Exactly reproduce each record listed below.

» MATERIAL FOR THIS TASK:
----------

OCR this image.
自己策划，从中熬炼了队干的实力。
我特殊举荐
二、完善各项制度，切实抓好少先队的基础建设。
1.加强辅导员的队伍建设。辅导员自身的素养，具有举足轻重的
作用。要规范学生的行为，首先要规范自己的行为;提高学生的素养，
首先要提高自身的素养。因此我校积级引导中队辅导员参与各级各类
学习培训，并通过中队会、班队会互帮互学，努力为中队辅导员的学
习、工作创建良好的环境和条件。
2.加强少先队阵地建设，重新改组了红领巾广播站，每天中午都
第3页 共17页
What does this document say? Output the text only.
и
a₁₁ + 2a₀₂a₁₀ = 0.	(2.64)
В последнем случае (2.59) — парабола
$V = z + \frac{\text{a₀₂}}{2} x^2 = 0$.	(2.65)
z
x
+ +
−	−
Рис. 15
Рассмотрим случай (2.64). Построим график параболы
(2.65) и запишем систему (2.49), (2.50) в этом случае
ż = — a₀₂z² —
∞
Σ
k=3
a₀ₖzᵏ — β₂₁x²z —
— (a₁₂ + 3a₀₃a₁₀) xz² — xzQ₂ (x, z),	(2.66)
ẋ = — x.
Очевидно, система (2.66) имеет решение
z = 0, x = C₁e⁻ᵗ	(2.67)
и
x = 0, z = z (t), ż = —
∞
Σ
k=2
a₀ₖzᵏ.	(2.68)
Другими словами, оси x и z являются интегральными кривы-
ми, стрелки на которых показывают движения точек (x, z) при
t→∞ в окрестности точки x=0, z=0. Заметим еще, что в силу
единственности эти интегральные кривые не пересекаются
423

----------

» SOLUTION TO THIS PROBLEM:
OCR this image.
自己策划，从中熬炼了队干的实力。
我特殊举荐
二、完善各项制度，切实抓好少先队的基础建设。
1.加强辅导员的队伍建设。辅导员自身的素养，具有举足轻重的
作用。要规范学生的行为，首先要规范自己的行为;提高学生的素养，
首先要提高自身的素养。因此我校积级引导中队辅导员参与各级各类
学习培训，并通过中队会、班队会互帮互学，努力为中队辅导员的学
习、工作创建良好的环境和条件。
2.加强少先队阵地建设，重新改组了红领巾广播站，每天中午都
第3页 共17页
What does this document say? Output the text only.
и
a₁₁ + 2a₀₂a₁₀ = 0.	(2.64)
В последнем случае (2.59) — парабола
$V = z + \frac{\text{a₀₂}}{2} x^2 = 0$.	(2.65)
z
x
+ +
−	−
Рис. 15
Рассмотрим случай (2.64). Построим график параболы
(2.65) и запишем систему (2.49), (2.50) в этом случае
ż = — a₀₂z² —
∞
Σ
k=3
a₀ₖzᵏ — β₂₁x²z —
— (a₁₂ + 3a₀₃a₁₀) xz² — xzQ₂ (x, z),	(2.66)
ẋ = — x.
Очевидно, система (2.66) имеет решение
z = 0, x = C₁e⁻ᵗ	(2.67)
и
x = 0, z = z (t), ż = —
∞
Σ
k=2
a₀ₖzᵏ.	(2.68)
Другими словами, оси x и z являются интегральными кривы-
ми, стрелки на которых показывают движения точек (x, z) при
t→∞ в окрестности точки x=0, z=0. Заметим еще, что в силу
единственности эти интегральные кривые не пересекаются
423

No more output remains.